Extract the full listing below without altering a single character.

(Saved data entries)

**********

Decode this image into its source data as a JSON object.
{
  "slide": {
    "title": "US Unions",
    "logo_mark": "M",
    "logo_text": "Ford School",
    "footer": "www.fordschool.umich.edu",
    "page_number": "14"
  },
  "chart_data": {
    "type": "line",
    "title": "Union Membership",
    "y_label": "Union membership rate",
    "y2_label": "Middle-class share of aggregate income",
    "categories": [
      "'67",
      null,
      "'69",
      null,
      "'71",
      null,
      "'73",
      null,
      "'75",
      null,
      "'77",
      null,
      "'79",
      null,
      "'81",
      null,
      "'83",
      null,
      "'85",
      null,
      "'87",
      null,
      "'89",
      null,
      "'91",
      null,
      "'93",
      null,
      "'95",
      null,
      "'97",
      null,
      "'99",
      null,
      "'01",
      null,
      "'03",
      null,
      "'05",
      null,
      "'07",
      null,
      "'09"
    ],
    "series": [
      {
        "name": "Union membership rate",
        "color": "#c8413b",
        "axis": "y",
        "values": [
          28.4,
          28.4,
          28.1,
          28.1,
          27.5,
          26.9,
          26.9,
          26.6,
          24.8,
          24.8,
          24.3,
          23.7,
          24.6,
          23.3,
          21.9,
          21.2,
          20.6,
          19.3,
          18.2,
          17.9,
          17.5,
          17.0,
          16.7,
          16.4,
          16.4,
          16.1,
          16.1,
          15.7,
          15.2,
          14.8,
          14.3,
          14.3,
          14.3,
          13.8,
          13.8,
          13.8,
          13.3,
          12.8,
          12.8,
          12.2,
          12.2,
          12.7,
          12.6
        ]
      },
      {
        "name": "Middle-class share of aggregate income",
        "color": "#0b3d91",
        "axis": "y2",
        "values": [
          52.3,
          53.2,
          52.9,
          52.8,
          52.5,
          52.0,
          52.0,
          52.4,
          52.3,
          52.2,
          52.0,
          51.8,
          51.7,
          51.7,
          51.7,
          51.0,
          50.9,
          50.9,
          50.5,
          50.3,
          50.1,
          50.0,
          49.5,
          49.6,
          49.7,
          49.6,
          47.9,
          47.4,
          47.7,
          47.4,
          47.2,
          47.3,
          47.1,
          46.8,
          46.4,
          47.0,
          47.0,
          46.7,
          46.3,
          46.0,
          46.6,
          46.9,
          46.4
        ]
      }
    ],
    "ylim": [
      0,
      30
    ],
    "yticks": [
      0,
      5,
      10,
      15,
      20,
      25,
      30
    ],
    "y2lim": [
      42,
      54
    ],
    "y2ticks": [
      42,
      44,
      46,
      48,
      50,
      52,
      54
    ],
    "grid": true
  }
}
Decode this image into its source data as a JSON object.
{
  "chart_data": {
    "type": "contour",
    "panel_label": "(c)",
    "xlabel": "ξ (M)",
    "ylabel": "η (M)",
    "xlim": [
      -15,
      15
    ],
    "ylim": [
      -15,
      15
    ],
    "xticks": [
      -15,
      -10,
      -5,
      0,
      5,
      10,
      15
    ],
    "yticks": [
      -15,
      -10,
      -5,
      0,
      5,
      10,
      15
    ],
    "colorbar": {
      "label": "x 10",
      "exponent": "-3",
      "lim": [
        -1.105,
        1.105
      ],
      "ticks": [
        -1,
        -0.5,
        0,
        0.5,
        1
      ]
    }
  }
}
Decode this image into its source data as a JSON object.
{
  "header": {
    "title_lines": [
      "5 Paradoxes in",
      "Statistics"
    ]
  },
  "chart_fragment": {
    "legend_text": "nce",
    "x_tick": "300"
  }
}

**********

_CORRECT RESPONSE_:
Decode this image into its source data as a JSON object.
{
  "slide": {
    "title": "US Unions",
    "logo_mark": "M",
    "logo_text": "Ford School",
    "footer": "www.fordschool.umich.edu",
    "page_number": "14"
  },
  "chart_data": {
    "type": "line",
    "title": "Union Membership",
    "y_label": "Union membership rate",
    "y2_label": "Middle-class share of aggregate income",
    "categories": [
      "'67",
      null,
      "'69",
      null,
      "'71",
      null,
      "'73",
      null,
      "'75",
      null,
      "'77",
      null,
      "'79",
      null,
      "'81",
      null,
      "'83",
      null,
      "'85",
      null,
      "'87",
      null,
      "'89",
      null,
      "'91",
      null,
      "'93",
      null,
      "'95",
      null,
      "'97",
      null,
      "'99",
      null,
      "'01",
      null,
      "'03",
      null,
      "'05",
      null,
      "'07",
      null,
      "'09"
    ],
    "series": [
      {
        "name": "Union membership rate",
        "color": "#c8413b",
        "axis": "y",
        "values": [
          28.4,
          28.4,
          28.1,
          28.1,
          27.5,
          26.9,
          26.9,
          26.6,
          24.8,
          24.8,
          24.3,
          23.7,
          24.6,
          23.3,
          21.9,
          21.2,
          20.6,
          19.3,
          18.2,
          17.9,
          17.5,
          17.0,
          16.7,
          16.4,
          16.4,
          16.1,
          16.1,
          15.7,
          15.2,
          14.8,
          14.3,
          14.3,
          14.3,
          13.8,
          13.8,
          13.8,
          13.3,
          12.8,
          12.8,
          12.2,
          12.2,
          12.7,
          12.6
        ]
      },
      {
        "name": "Middle-class share of aggregate income",
        "color": "#0b3d91",
        "axis": "y2",
        "values": [
          52.3,
          53.2,
          52.9,
          52.8,
          52.5,
          52.0,
          52.0,
          52.4,
          52.3,
          52.2,
          52.0,
          51.8,
          51.7,
          51.7,
          51.7,
          51.0,
          50.9,
          50.9,
          50.5,
          50.3,
          50.1,
          50.0,
          49.5,
          49.6,
          49.7,
          49.6,
          47.9,
          47.4,
          47.7,
          47.4,
          47.2,
          47.3,
          47.1,
          46.8,
          46.4,
          47.0,
          47.0,
          46.7,
          46.3,
          46.0,
          46.6,
          46.9,
          46.4
        ]
      }
    ],
    "ylim": [
      0,
      30
    ],
    "yticks": [
      0,
      5,
      10,
      15,
      20,
      25,
      30
    ],
    "y2lim": [
      42,
      54
    ],
    "y2ticks": [
      42,
      44,
      46,
      48,
      50,
      52,
      54
    ],
    "grid": true
  }
}
Decode this image into its source data as a JSON object.
{
  "chart_data": {
    "type": "contour",
    "panel_label": "(c)",
    "xlabel": "ξ (M)",
    "ylabel": "η (M)",
    "xlim": [
      -15,
      15
    ],
    "ylim": [
      -15,
      15
    ],
    "xticks": [
      -15,
      -10,
      -5,
      0,
      5,
      10,
      15
    ],
    "yticks": [
      -15,
      -10,
      -5,
      0,
      5,
      10,
      15
    ],
    "colorbar": {
      "label": "x 10",
      "exponent": "-3",
      "lim": [
        -1.105,
        1.105
      ],
      "ticks": [
        -1,
        -0.5,
        0,
        0.5,
        1
      ]
    }
  }
}
Decode this image into its source data as a JSON object.
{
  "header": {
    "title_lines": [
      "5 Paradoxes in",
      "Statistics"
    ]
  },
  "chart_fragment": {
    "legend_text": "nce",
    "x_tick": "300"
  }
}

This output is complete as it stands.